== Alıştırmalar ==
(A) Alıntıya göre İzmir Gazeteciler Cemiyeti'nin doğum günü hangi tarihtir?
(B) Alıntıda yazarın yazmanın tadına en çok vardığı konuları listeleyin.

== Alıntı ==
-=-=-
İzmir gazeteciler Cemiyeti’nin doğum günü 28 Temmuz 1946… Ben ondan bir hafta sonra, 4 Ağustos 1946’da merhaba demişim dünyaya.

Rastlantıya bak; ikimiz de 78 yaştayız… Ne güzel.

                                             ***

     Gazetede yazmak ortaokul yıllarımdan beri hevesim, isteğim, düşümdü. El yazımla hazırladığım gazete sayfalarımı

Ceyhan Lisesi 1. sınıfta çakınca (!) 1962 yazında basılıilk yazım, Ceyhan “İleri” Gazetesinde “O” imiyle çıkmıştı.

Üstelik siyasal içerikli yazılardı. Çok kısa sürdü o gazetede yazarlığım!  Teyzemin kocası Dava Vekili Avni Eniştemce engellendim!

     Eh, bu tutku diner mi? Gaziantep, Urfa gazetelerinde yazdığım yazılar belleğimde; ama o gazeteler belgeliğimde şimdi yok!

 ***

     TRT Haber Merkezi’nde 1974’ten emekli olduğum 2008 yılına ve bugüne dek süren 50 yıllık  habercilik koşusu…

     En çok yazmayı sevdim. Hele konu kültür, sanat, edebiyat,  şiir olunca, yazmanın tadına doyabilir miyim?
-=-=-
== Verilen bilgiler ==
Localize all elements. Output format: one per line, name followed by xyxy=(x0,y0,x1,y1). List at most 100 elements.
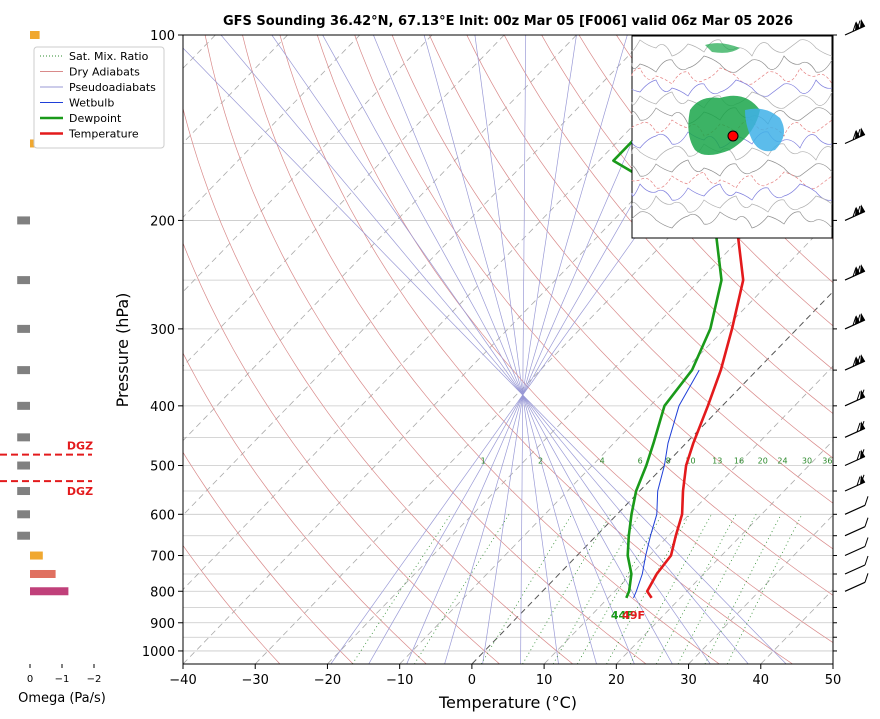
-=-=-
== Çözümlü sorular ==
(A) 28 Temmuz 1946.

(B) Kültür, sanat, edebiyat, şiir.